# Work instructions
Return each line of the data below exactly, omitting any pictures.
#### Excerpted data ####
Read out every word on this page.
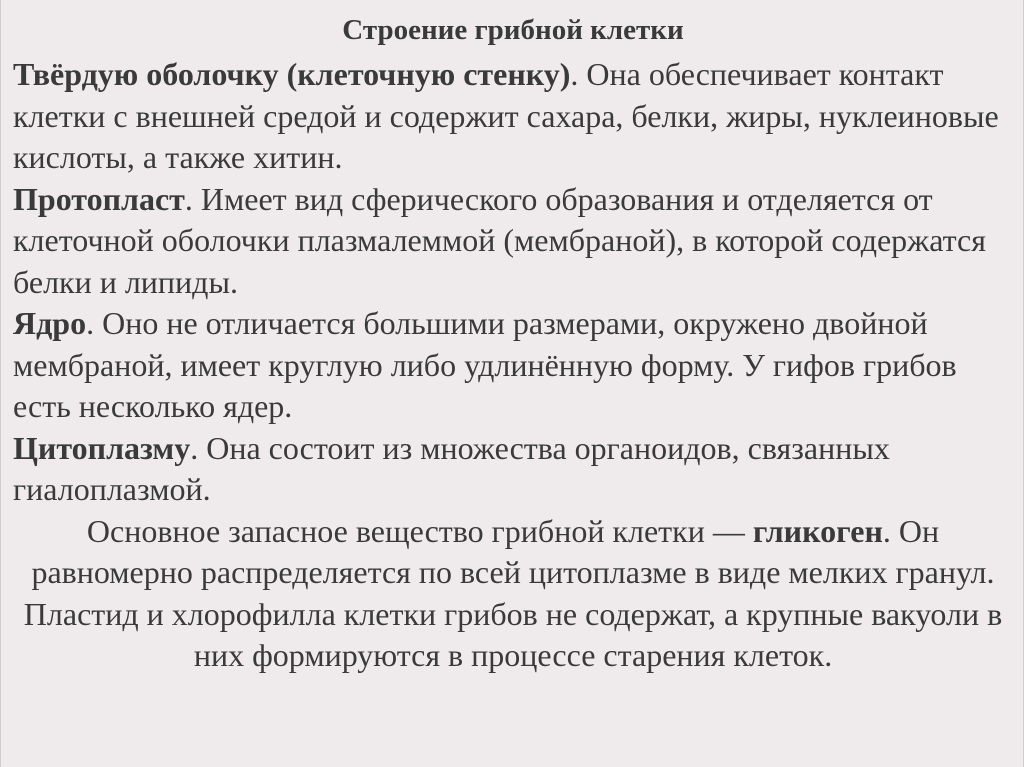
Строение грибной клетки

Твёрдую оболочку (клеточную стенку). Она обеспечивает контакт клетки с внешней средой и содержит сахара, белки, жиры, нуклеиновые кислоты, а также хитин.

Протопласт. Имеет вид сферического образования и отделяется от клеточной оболочки плазмалеммой (мембраной), в которой содержатся белки и липиды.

Ядро. Оно не отличается большими размерами, окружено двойной мембраной, имеет круглую либо удлинённую форму. У гифов грибов есть несколько ядер.

Цитоплазму. Она состоит из множества органоидов, связанных гиалоплазмой.

Основное запасное вещество грибной клетки — гликоген. Он равномерно распределяется по всей цитоплазме в виде мелких гранул.

Пластид и хлорофилла клетки грибов не содержат, а крупные вакуоли в них формируются в процессе старения клеток.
####
# Right answer
Read out every word on this page.
Строение грибной клетки

Твёрдую оболочку (клеточную стенку). Она обеспечивает контакт клетки с внешней средой и содержит сахара, белки, жиры, нуклеиновые кислоты, а также хитин.

Протопласт. Имеет вид сферического образования и отделяется от клеточной оболочки плазмалеммой (мембраной), в которой содержатся белки и липиды.

Ядро. Оно не отличается большими размерами, окружено двойной мембраной, имеет круглую либо удлинённую форму. У гифов грибов есть несколько ядер.

Цитоплазму. Она состоит из множества органоидов, связанных гиалоплазмой.

Основное запасное вещество грибной клетки — гликоген. Он равномерно распределяется по всей цитоплазме в виде мелких гранул.

Пластид и хлорофилла клетки грибов не содержат, а крупные вакуоли в них формируются в процессе старения клеток.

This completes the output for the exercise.